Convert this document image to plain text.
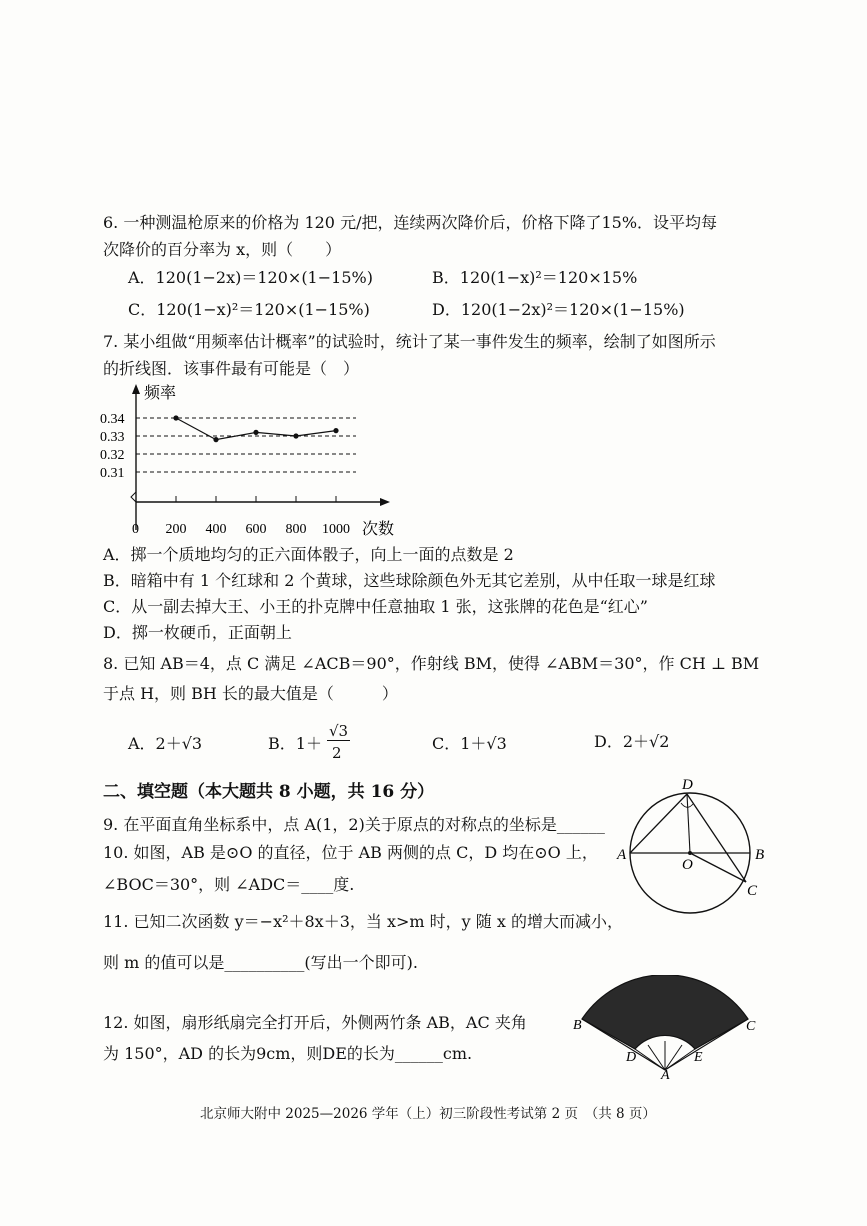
6. 一种测温枪原来的价格为 120 元/把，连续两次降价后，价格下降了15%．设平均每
次降价的百分率为 x，则（　　）
A．120(1−2x)＝120×(1−15%)	B．120(1−x)²＝120×15%
C．120(1−x)²＝120×(1−15%)	D．120(1−2x)²＝120×(1−15%)
7. 某小组做“用频率估计概率”的试验时，统计了某一事件发生的频率，绘制了如图所示
的折线图．该事件最有可能是（　）
频率
次数
0
0.34
0.33
0.32
0.31
200 400 600 800 1000
A．掷一个质地均匀的正六面体骰子，向上一面的点数是 2
B．暗箱中有 1 个红球和 2 个黄球，这些球除颜色外无其它差别，从中任取一球是红球
C．从一副去掉大王、小王的扑克牌中任意抽取 1 张，这张牌的花色是“红心”
D．掷一枚硬币，正面朝上
8. 已知 AB＝4，点 C 满足 ∠ACB＝90°，作射线 BM，使得 ∠ABM＝30°，作 CH ⊥ BM
于点 H，则 BH 长的最大值是（　　　）
A．2＋√3	B．1＋
√3
2	C．1＋√3	D．2＋√2
二、填空题（本大题共 8 小题，共 16 分）
9. 在平面直角坐标系中，点 A(1，2)关于原点的对称点的坐标是______
10. 如图，AB 是⊙O 的直径，位于 AB 两侧的点 C，D 均在⊙O 上，
∠BOC＝30°，则 ∠ADC＝____度.
D
A	B
O
C
11. 已知二次函数 y＝−x²＋8x＋3，当 x>m 时，y 随 x 的增大而减小，
则 m 的值可以是__________(写出一个即可).
12. 如图，扇形纸扇完全打开后，外侧两竹条 AB，AC 夹角
为 150°，AD 的长为9cm，则DE的长为______cm.
B	C
D	E
A
北京师大附中 2025—2026 学年（上）初三阶段性考试第 2 页　（共 8 页）
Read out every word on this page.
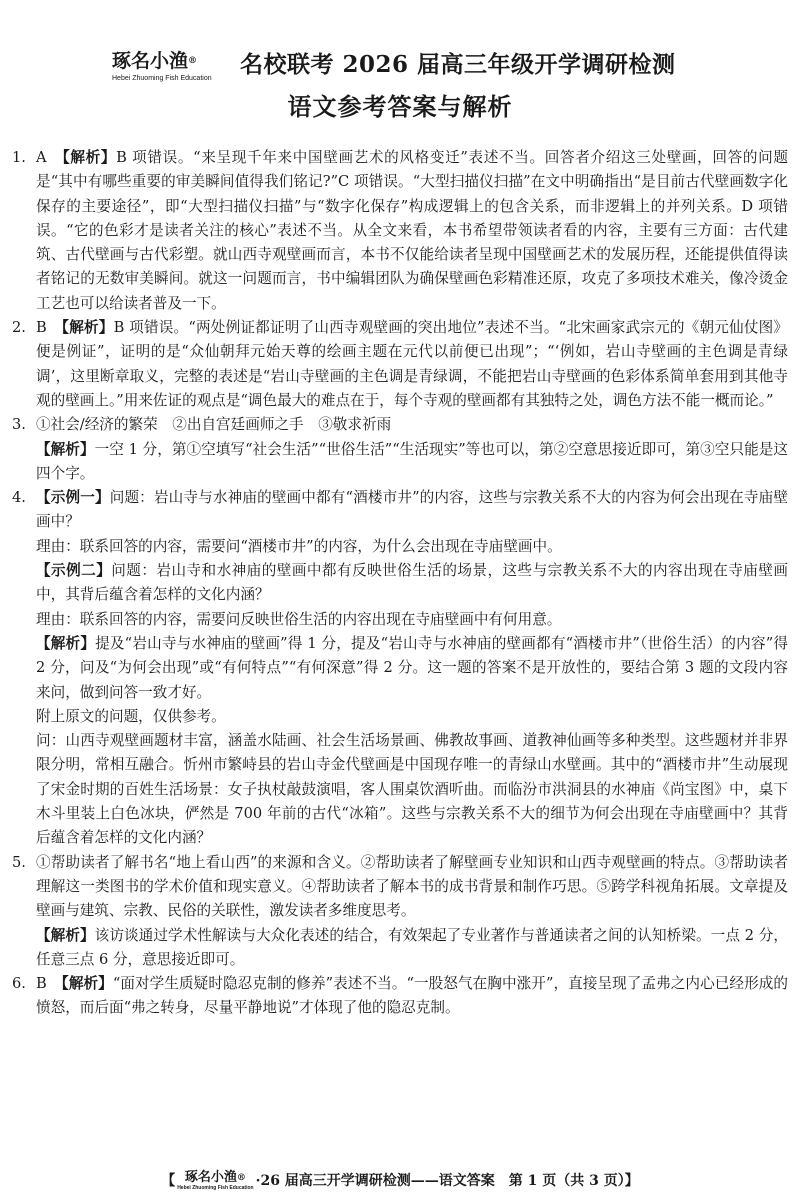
琢名小渔®
Hebei Zhuoming Fish Education
名校联考 2026 届高三年级开学调研检测
语文参考答案与解析
1. A　 【解析】B 项错误。“来呈现千年来中国壁画艺术的风格变迁”表述不当。回答者介绍这三处壁画，回答的问题是“其中有哪些重要的审美瞬间值得我们铭记?”C 项错误。“大型扫描仪扫描”在文中明确指出“是目前古代壁画数字化保存的主要途径”，即“大型扫描仪扫描”与“数字化保存”构成逻辑上的包含关系，而非逻辑上的并列关系。D 项错误。“它的色彩才是读者关注的核心”表述不当。从全文来看，本书希望带领读者看的内容，主要有三方面：古代建筑、古代壁画与古代彩塑。就山西寺观壁画而言，本书不仅能给读者呈现中国壁画艺术的发展历程，还能提供值得读者铭记的无数审美瞬间。就这一问题而言，书中编辑团队为确保壁画色彩精准还原，攻克了多项技术难关，像冷烫金工艺也可以给读者普及一下。

2. B　 【解析】B 项错误。“两处例证都证明了山西寺观壁画的突出地位”表述不当。“北宋画家武宗元的《朝元仙仗图》便是例证”，证明的是“众仙朝拜元始天尊的绘画主题在元代以前便已出现”；“‘例如，岩山寺壁画的主色调是青绿调’，这里断章取义，完整的表述是“岩山寺壁画的主色调是青绿调，不能把岩山寺壁画的色彩体系简单套用到其他寺观的壁画上。”用来佐证的观点是“调色最大的难点在于，每个寺观的壁画都有其独特之处，调色方法不能一概而论。”

3. ①社会/经济的繁荣　②出自宫廷画师之手　③敬求祈雨

【解析】一空 1 分，第①空填写“社会生活”“世俗生活”“生活现实”等也可以，第②空意思接近即可，第③空只能是这四个字。

4. 【示例一】问题：岩山寺与水神庙的壁画中都有“酒楼市井”的内容，这些与宗教关系不大的内容为何会出现在寺庙壁画中？

理由：联系回答的内容，需要问“酒楼市井”的内容，为什么会出现在寺庙壁画中。

【示例二】问题：岩山寺和水神庙的壁画中都有反映世俗生活的场景，这些与宗教关系不大的内容出现在寺庙壁画中，其背后蕴含着怎样的文化内涵？

理由：联系回答的内容，需要问反映世俗生活的内容出现在寺庙壁画中有何用意。

【解析】提及“岩山寺与水神庙的壁画”得 1 分，提及“岩山寺与水神庙的壁画都有“酒楼市井”（世俗生活）的内容”得 2 分，问及“为何会出现”或“有何特点”“有何深意”得 2 分。这一题的答案不是开放性的，要结合第 3 题的文段内容来问，做到问答一致才好。

附上原文的问题，仅供参考。

问：山西寺观壁画题材丰富，涵盖水陆画、社会生活场景画、佛教故事画、道教神仙画等多种类型。这些题材并非界限分明，常相互融合。忻州市繁峙县的岩山寺金代壁画是中国现存唯一的青绿山水壁画。其中的“酒楼市井”生动展现了宋金时期的百姓生活场景：女子执杖敲鼓演唱，客人围桌饮酒听曲。而临汾市洪洞县的水神庙《尚宝图》中，桌下木斗里装上白色冰块，俨然是 700 年前的古代“冰箱”。这些与宗教关系不大的细节为何会出现在寺庙壁画中？其背后蕴含着怎样的文化内涵？

5. ①帮助读者了解书名“地上看山西”的来源和含义。②帮助读者了解壁画专业知识和山西寺观壁画的特点。③帮助读者理解这一类图书的学术价值和现实意义。④帮助读者了解本书的成书背景和制作巧思。⑤跨学科视角拓展。文章提及壁画与建筑、宗教、民俗的关联性，激发读者多维度思考。

【解析】该访谈通过学术性解读与大众化表述的结合，有效架起了专业著作与普通读者之间的认知桥梁。一点 2 分，任意三点 6 分，意思接近即可。

6. B　 【解析】“面对学生质疑时隐忍克制的修养”表述不当。“一股怒气在胸中涨开”，直接呈现了孟弗之内心已经形成的愤怒，而后面“弗之转身，尽量平静地说”才体现了他的隐忍克制。

【 琢名小渔®
Hebei Zhuoming Fish Education ·26 届高三开学调研检测——语文答案　第 1 页（共 3 页）】
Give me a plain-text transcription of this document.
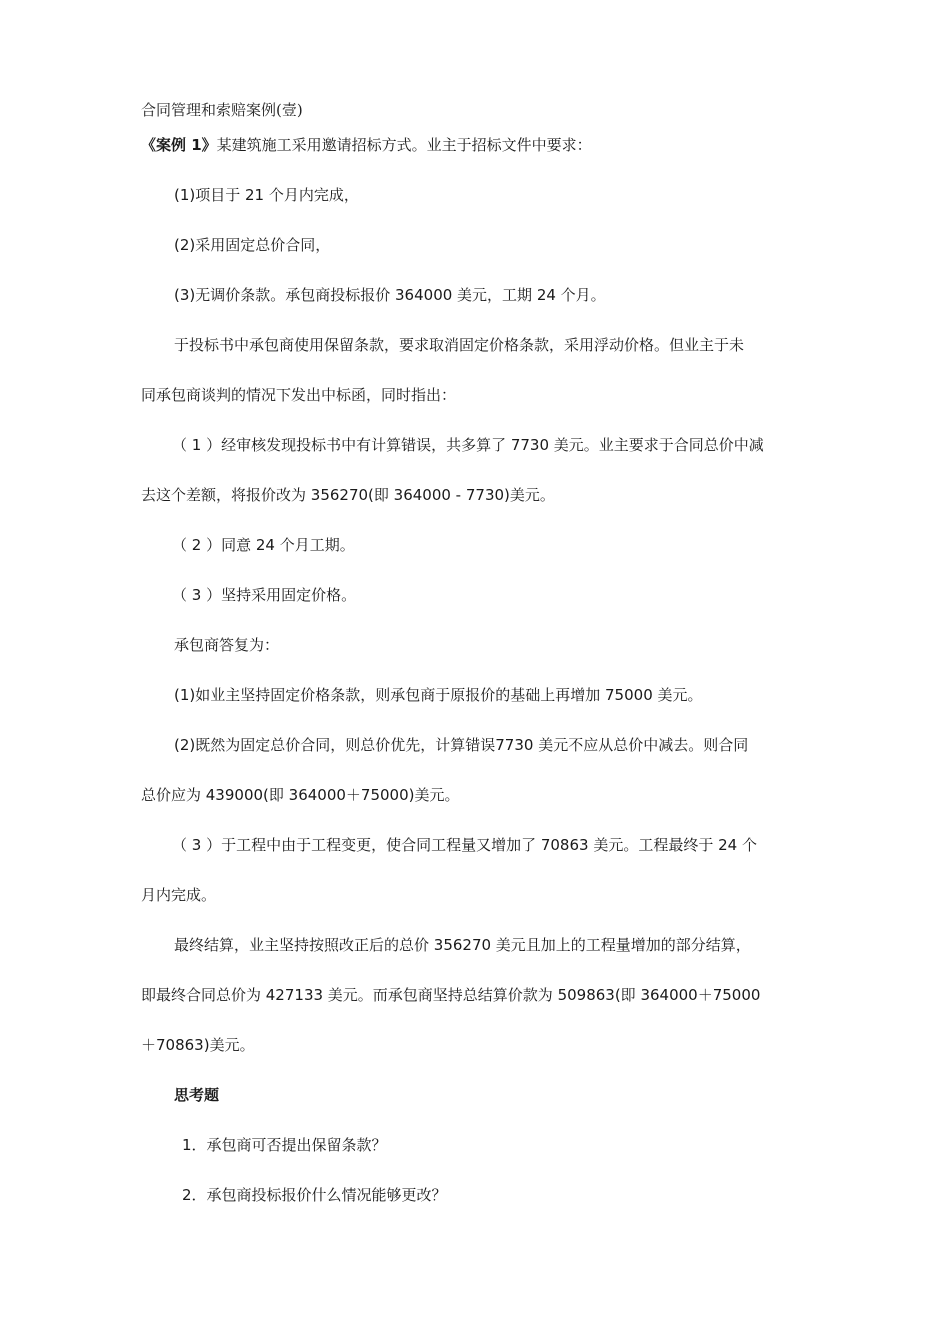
合同管理和索赔案例(壹)
《案例 1》某建筑施工采用邀请招标方式。业主于招标文件中要求：
(1)项目于 21 个月内完成，
(2)采用固定总价合同，
(3)无调价条款。承包商投标报价 364000 美元，工期 24 个月。
于投标书中承包商使用保留条款，要求取消固定价格条款，采用浮动价格。但业主于未
同承包商谈判的情况下发出中标函，同时指出：
（ 1 ）经审核发现投标书中有计算错误，共多算了 7730 美元。业主要求于合同总价中减
去这个差额，将报价改为 356270(即 364000 - 7730)美元。
（ 2 ）同意 24 个月工期。
（ 3 ）坚持采用固定价格。
承包商答复为：
(1)如业主坚持固定价格条款，则承包商于原报价的基础上再增加 75000 美元。
(2)既然为固定总价合同，则总价优先，计算错误7730 美元不应从总价中减去。则合同
总价应为 439000(即 364000＋75000)美元。
（ 3 ）于工程中由于工程变更，使合同工程量又增加了 70863 美元。工程最终于 24 个
月内完成。
最终结算，业主坚持按照改正后的总价 356270 美元且加上的工程量增加的部分结算，
即最终合同总价为 427133 美元。而承包商坚持总结算价款为 509863(即 364000＋75000
＋70863)美元。
思考题
1．承包商可否提出保留条款？
2．承包商投标报价什么情况能够更改？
-------
### Your goal
From the listing above, print every entry precisely and drop the pictures.

### Solution below
Convert this document image to plain text.
6. 一种测温枪原来的价格为 120 元/把，连续两次降价后，价格下降了15%．设平均每
次降价的百分率为 x，则（　　）
A．120(1−2x)＝120×(1−15%)	B．120(1−x)²＝120×15%
C．120(1−x)²＝120×(1−15%)	D．120(1−2x)²＝120×(1−15%)
7. 某小组做“用频率估计概率”的试验时，统计了某一事件发生的频率，绘制了如图所示
的折线图．该事件最有可能是（　）
频率
次数
0
0.34
0.33
0.32
0.31
200 400 600 800 1000
A．掷一个质地均匀的正六面体骰子，向上一面的点数是 2
B．暗箱中有 1 个红球和 2 个黄球，这些球除颜色外无其它差别，从中任取一球是红球
C．从一副去掉大王、小王的扑克牌中任意抽取 1 张，这张牌的花色是“红心”
D．掷一枚硬币，正面朝上
8. 已知 AB＝4，点 C 满足 ∠ACB＝90°，作射线 BM，使得 ∠ABM＝30°，作 CH ⊥ BM
于点 H，则 BH 长的最大值是（　　　）
A．2＋√3	B．1＋
√3
2	C．1＋√3	D．2＋√2
二、填空题（本大题共 8 小题，共 16 分）
9. 在平面直角坐标系中，点 A(1，2)关于原点的对称点的坐标是______
10. 如图，AB 是⊙O 的直径，位于 AB 两侧的点 C，D 均在⊙O 上，
∠BOC＝30°，则 ∠ADC＝____度.
D
A	B
O
C
11. 已知二次函数 y＝−x²＋8x＋3，当 x>m 时，y 随 x 的增大而减小，
则 m 的值可以是__________(写出一个即可).
12. 如图，扇形纸扇完全打开后，外侧两竹条 AB，AC 夹角
为 150°，AD 的长为9cm，则DE的长为______cm.
B	C
D	E
A
北京师大附中 2025—2026 学年（上）初三阶段性考试第 2 页　（共 8 页）
Read out every word on this page.
琢名小渔®
Hebei Zhuoming Fish Education
名校联考 2026 届高三年级开学调研检测
语文参考答案与解析
1. A　 【解析】B 项错误。“来呈现千年来中国壁画艺术的风格变迁”表述不当。回答者介绍这三处壁画，回答的问题是“其中有哪些重要的审美瞬间值得我们铭记?”C 项错误。“大型扫描仪扫描”在文中明确指出“是目前古代壁画数字化保存的主要途径”，即“大型扫描仪扫描”与“数字化保存”构成逻辑上的包含关系，而非逻辑上的并列关系。D 项错误。“它的色彩才是读者关注的核心”表述不当。从全文来看，本书希望带领读者看的内容，主要有三方面：古代建筑、古代壁画与古代彩塑。就山西寺观壁画而言，本书不仅能给读者呈现中国壁画艺术的发展历程，还能提供值得读者铭记的无数审美瞬间。就这一问题而言，书中编辑团队为确保壁画色彩精准还原，攻克了多项技术难关，像冷烫金工艺也可以给读者普及一下。

2. B　 【解析】B 项错误。“两处例证都证明了山西寺观壁画的突出地位”表述不当。“北宋画家武宗元的《朝元仙仗图》便是例证”，证明的是“众仙朝拜元始天尊的绘画主题在元代以前便已出现”；“‘例如，岩山寺壁画的主色调是青绿调’，这里断章取义，完整的表述是“岩山寺壁画的主色调是青绿调，不能把岩山寺壁画的色彩体系简单套用到其他寺观的壁画上。”用来佐证的观点是“调色最大的难点在于，每个寺观的壁画都有其独特之处，调色方法不能一概而论。”

3. ①社会/经济的繁荣　②出自宫廷画师之手　③敬求祈雨

【解析】一空 1 分，第①空填写“社会生活”“世俗生活”“生活现实”等也可以，第②空意思接近即可，第③空只能是这四个字。

4. 【示例一】问题：岩山寺与水神庙的壁画中都有“酒楼市井”的内容，这些与宗教关系不大的内容为何会出现在寺庙壁画中？

理由：联系回答的内容，需要问“酒楼市井”的内容，为什么会出现在寺庙壁画中。

【示例二】问题：岩山寺和水神庙的壁画中都有反映世俗生活的场景，这些与宗教关系不大的内容出现在寺庙壁画中，其背后蕴含着怎样的文化内涵？

理由：联系回答的内容，需要问反映世俗生活的内容出现在寺庙壁画中有何用意。

【解析】提及“岩山寺与水神庙的壁画”得 1 分，提及“岩山寺与水神庙的壁画都有“酒楼市井”（世俗生活）的内容”得 2 分，问及“为何会出现”或“有何特点”“有何深意”得 2 分。这一题的答案不是开放性的，要结合第 3 题的文段内容来问，做到问答一致才好。

附上原文的问题，仅供参考。

问：山西寺观壁画题材丰富，涵盖水陆画、社会生活场景画、佛教故事画、道教神仙画等多种类型。这些题材并非界限分明，常相互融合。忻州市繁峙县的岩山寺金代壁画是中国现存唯一的青绿山水壁画。其中的“酒楼市井”生动展现了宋金时期的百姓生活场景：女子执杖敲鼓演唱，客人围桌饮酒听曲。而临汾市洪洞县的水神庙《尚宝图》中，桌下木斗里装上白色冰块，俨然是 700 年前的古代“冰箱”。这些与宗教关系不大的细节为何会出现在寺庙壁画中？其背后蕴含着怎样的文化内涵？

5. ①帮助读者了解书名“地上看山西”的来源和含义。②帮助读者了解壁画专业知识和山西寺观壁画的特点。③帮助读者理解这一类图书的学术价值和现实意义。④帮助读者了解本书的成书背景和制作巧思。⑤跨学科视角拓展。文章提及壁画与建筑、宗教、民俗的关联性，激发读者多维度思考。

【解析】该访谈通过学术性解读与大众化表述的结合，有效架起了专业著作与普通读者之间的认知桥梁。一点 2 分，任意三点 6 分，意思接近即可。

6. B　 【解析】“面对学生质疑时隐忍克制的修养”表述不当。“一股怒气在胸中涨开”，直接呈现了孟弗之内心已经形成的愤怒，而后面“弗之转身，尽量平静地说”才体现了他的隐忍克制。

【 琢名小渔®
Hebei Zhuoming Fish Education ·26 届高三开学调研检测——语文答案　第 1 页（共 3 页）】
Give me a plain-text transcription of this document.
合同管理和索赔案例(壹)
《案例 1》某建筑施工采用邀请招标方式。业主于招标文件中要求：
(1)项目于 21 个月内完成，
(2)采用固定总价合同，
(3)无调价条款。承包商投标报价 364000 美元，工期 24 个月。
于投标书中承包商使用保留条款，要求取消固定价格条款，采用浮动价格。但业主于未
同承包商谈判的情况下发出中标函，同时指出：
（ 1 ）经审核发现投标书中有计算错误，共多算了 7730 美元。业主要求于合同总价中减
去这个差额，将报价改为 356270(即 364000 - 7730)美元。
（ 2 ）同意 24 个月工期。
（ 3 ）坚持采用固定价格。
承包商答复为：
(1)如业主坚持固定价格条款，则承包商于原报价的基础上再增加 75000 美元。
(2)既然为固定总价合同，则总价优先，计算错误7730 美元不应从总价中减去。则合同
总价应为 439000(即 364000＋75000)美元。
（ 3 ）于工程中由于工程变更，使合同工程量又增加了 70863 美元。工程最终于 24 个
月内完成。
最终结算，业主坚持按照改正后的总价 356270 美元且加上的工程量增加的部分结算，
即最终合同总价为 427133 美元。而承包商坚持总结算价款为 509863(即 364000＋75000
＋70863)美元。
思考题
1．承包商可否提出保留条款？
2．承包商投标报价什么情况能够更改？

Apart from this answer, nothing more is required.